**Dataset records**

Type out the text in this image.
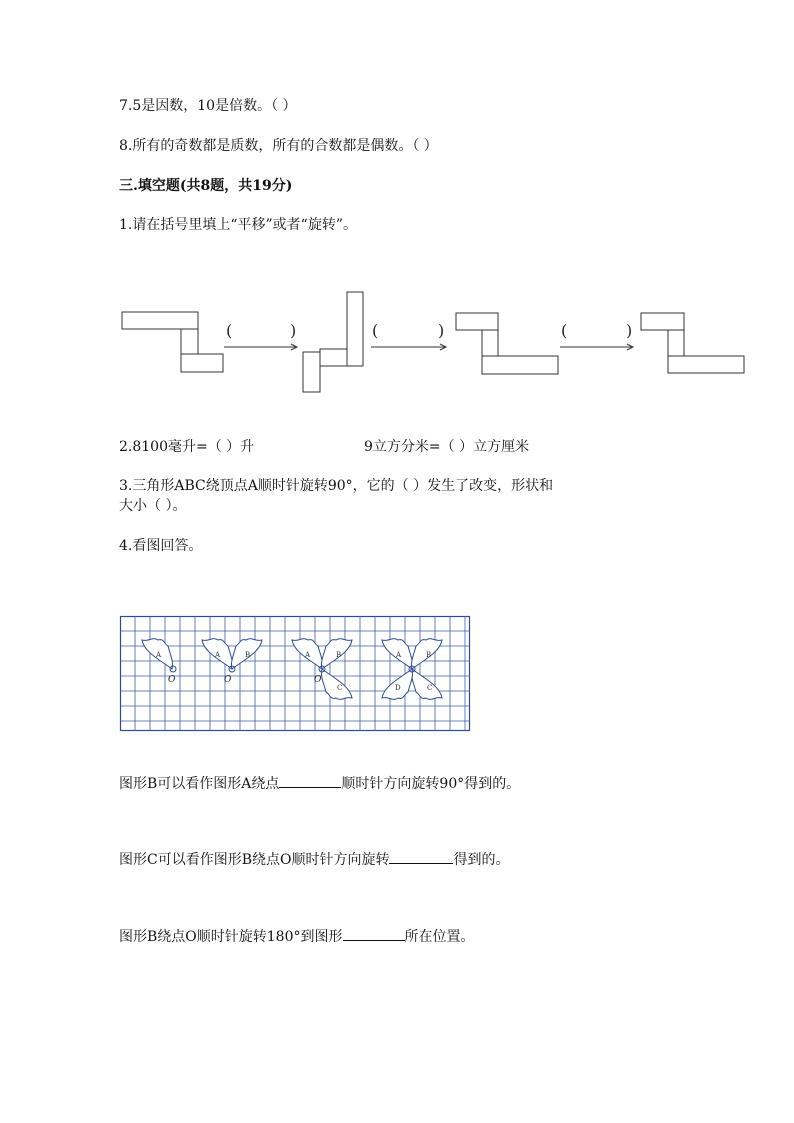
7.5是因数，10是倍数。（ ）
8.所有的奇数都是质数，所有的合数都是偶数。（ ）
三.填空题(共8题，共19分)
1.请在括号里填上“平移”或者“旋转”。
(	)	(	)	(	)
2.8100毫升=（ ）升	9立方分米=（ ）立方厘米
3.三角形ABC绕顶点A顺时针旋转90°，它的（ ）发生了改变，形状和
大小（ ）。
4.看图回答。
A
O
A	B
O
A	B
C
O
A	B
C
D
图形B可以看作图形A绕点	顺时针方向旋转90°得到的。
图形C可以看作图形B绕点O顺时针方向旋转	得到的。
图形B绕点O顺时针旋转180°到图形	所在位置。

**What the task requires**
Output all of the records exactly as they appear above, but not the pictures.

**Answer to the exercise**
Type out the text in this image.
7.5是因数，10是倍数。（ ）
8.所有的奇数都是质数，所有的合数都是偶数。（ ）
三.填空题(共8题，共19分)
1.请在括号里填上“平移”或者“旋转”。
(	)	(	)	(	)
2.8100毫升=（ ）升	9立方分米=（ ）立方厘米
3.三角形ABC绕顶点A顺时针旋转90°，它的（ ）发生了改变，形状和
大小（ ）。
4.看图回答。
A
O
A	B
O
A	B
C
O
A	B
C
D
图形B可以看作图形A绕点	顺时针方向旋转90°得到的。
图形C可以看作图形B绕点O顺时针方向旋转	得到的。
图形B绕点O顺时针旋转180°到图形	所在位置。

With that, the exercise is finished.